### Stated task A:
In the commentary on the business of football, how many years has this debate been the leitmotif of Are You Not Entertained?
### Stated task B:
Write out the part of the commentary on the business of football starting at "Football, and its" and ending at "their agents. Chapeau.", word for word.
### Stated task C:
Resume the commentary on the business of football after its last sentence, keeping its voice and argument.

The “business of football” today promotes jesters over kings. 

A clown influencer, famous only for his exaggerated drama-queen screaming, wants to create a meme by assaulting one of the best players of all time. In a charity match.

He shouldn’t even be on the same pitch as White Tuxedo Ricardo Kakà, but they say Speed brings a large new audience, to be monetised in the “business of football”.

Fuck that.

 

No amount of money compensates for “fake”.

These are leeches and parasites surviving and thriving on the body of the game, sucking the carcass dry. If you want to see real, authentic football pain, and anger, watch “Sunderland Till I Die”.

The jester, Speed, to football authenticity, is what John Inman or Dick Emery were to homosexuality. A clumsy insult, thinking itself funny.

And that’s the nub of it. Are we going to change the game to fit into Speed’s marketplace of content, or are we going to stay honest to our “product”?

Frankly, this has been the entire leitmotif of Are You Not Entertained? for 5 years, and is a very decent debate worthy of the most open minds, and the best intellects. But it’s no longer only a theoretical debating society exercise. Is it?

 

There is a body of evidence.

We have now over 30 years of hard reality to actually see where the “business of football” route has taken us.

I project myself back at that SFA table in 1998, and maybe those old administrators had more than a point. If they could have seen the future of 2024, this is what they would have thrown at me that night, with bile.

Football, and its business, has sold its soul in exchange for an ever-growing top line of money, and then paid it all out to players and their agents. For this insanity alone, football capitalism, and all of you, have failed and should be ashamed. You dress them in pink shirts and then pay away the extra dosh you made to the same average players and their agents. Chapeau.

### Data lines:
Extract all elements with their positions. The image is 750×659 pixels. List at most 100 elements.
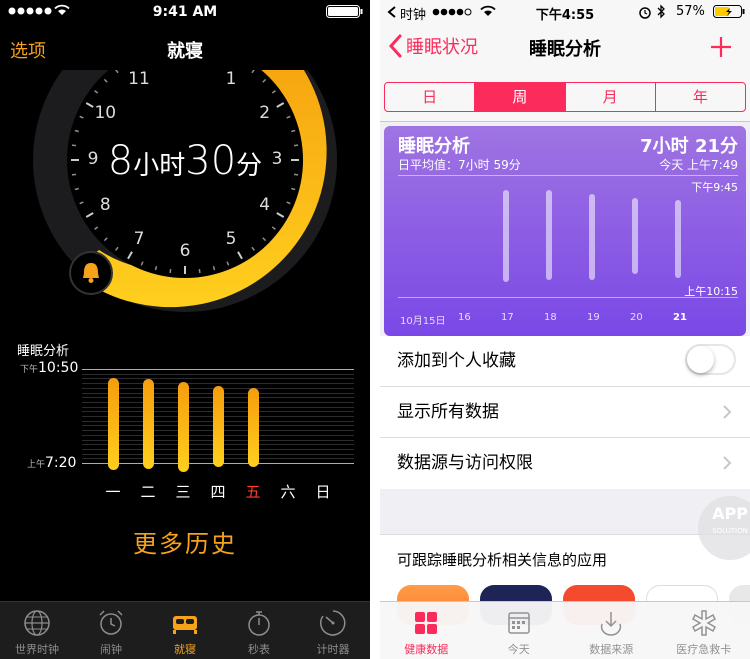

### Expected answer A:
5 years.

### Expected answer B:
Football, and its business, has sold its soul in exchange for an ever-growing top line of money, and then paid it all out to players and their agents. For this insanity alone, football capitalism, and all of you, have failed and should be ashamed. You dress them in pink shirts and then pay away the extra dosh you made to the same average players and their agents. Chapeau.

### Expected answer C:
We need to take that on the chin. It’s true. The industry of European football is perhaps unique in seeing such exponential growth of income, and still losing biblical amounts of money. The “business of football” discussion in Europe isn’t at all about revenues. It’s all to do with cost control. And when you have irrational owners paying players too much, any discussion on growing revenues becomes just irrelevant.

 

The “business of football” is guilty as charged. 

The second order consequences of chasing the money have hurt even more than the torrents of red ink in our clubs’ annual reports. This is not even the main charge in the case for the prosecution. There are a multitude of sins.

The gap between haves and have-nots is now unmanageable.

This happens both within national leagues, but also crucially between English football and the rest. Mr Scudamore was too successful. Sport needs to have balance and uncertainty, and it doesn’t work if some of the competitors are playing with a deck so stacked to be overwhelming. There is no way on God’s green earth that Ajax should be the pauper to Bournemouth’s prince. That is objectively very wrong. Like as if Tony Hart of “VisionOn” was in the Louvre before Leonardo.

The exciting balance of parity in European football has long been lost.

It extended from Aberdeen to Athens, from St Etienne to Eindhoven, from Genoa to Glasgow. The game has now thrown away this core richness of width and diversity, and is today only really about the same handful of tediously predictable teams that have emerged through postcode lottery and financial doping. This mirrors Hollywood’s own journey to prioritise franchises like the Marvel Universal, which we see ultimately lose customer appeal in the end. In the same way, Chelsea, City, PSG, haven’t ever smelt right to fans. They may or may not be guilty of their charges. They may be discriminated against by the old clubs trying to keep them down. But to all honest fans, we know their baubles have been bought in an unnatural timeframe, by guys like Simon Pearce. We respect what Bell and Osgood did, more than Roman’s and Pep’s trophies. These legal cases could go either way with such top lawyers employed, but that’s not the point. In the courtroom of authentic fandom, the verdict on City and PSG came down a long time ago. Guilty.

Fans are losing interest.

The zenith of our game, the Champions League, has ironically morphed itself into something nothing to do with actual champions. The UEFA brand isn’t about rewarding excellence, rather in finding new ways every year to guarantee more games and revenues to the same tired mega clubs. The fans are bored. How many of us actually watched the UCL last 16 games as neutrals?

We now incentivise the ”business of football”, not glory.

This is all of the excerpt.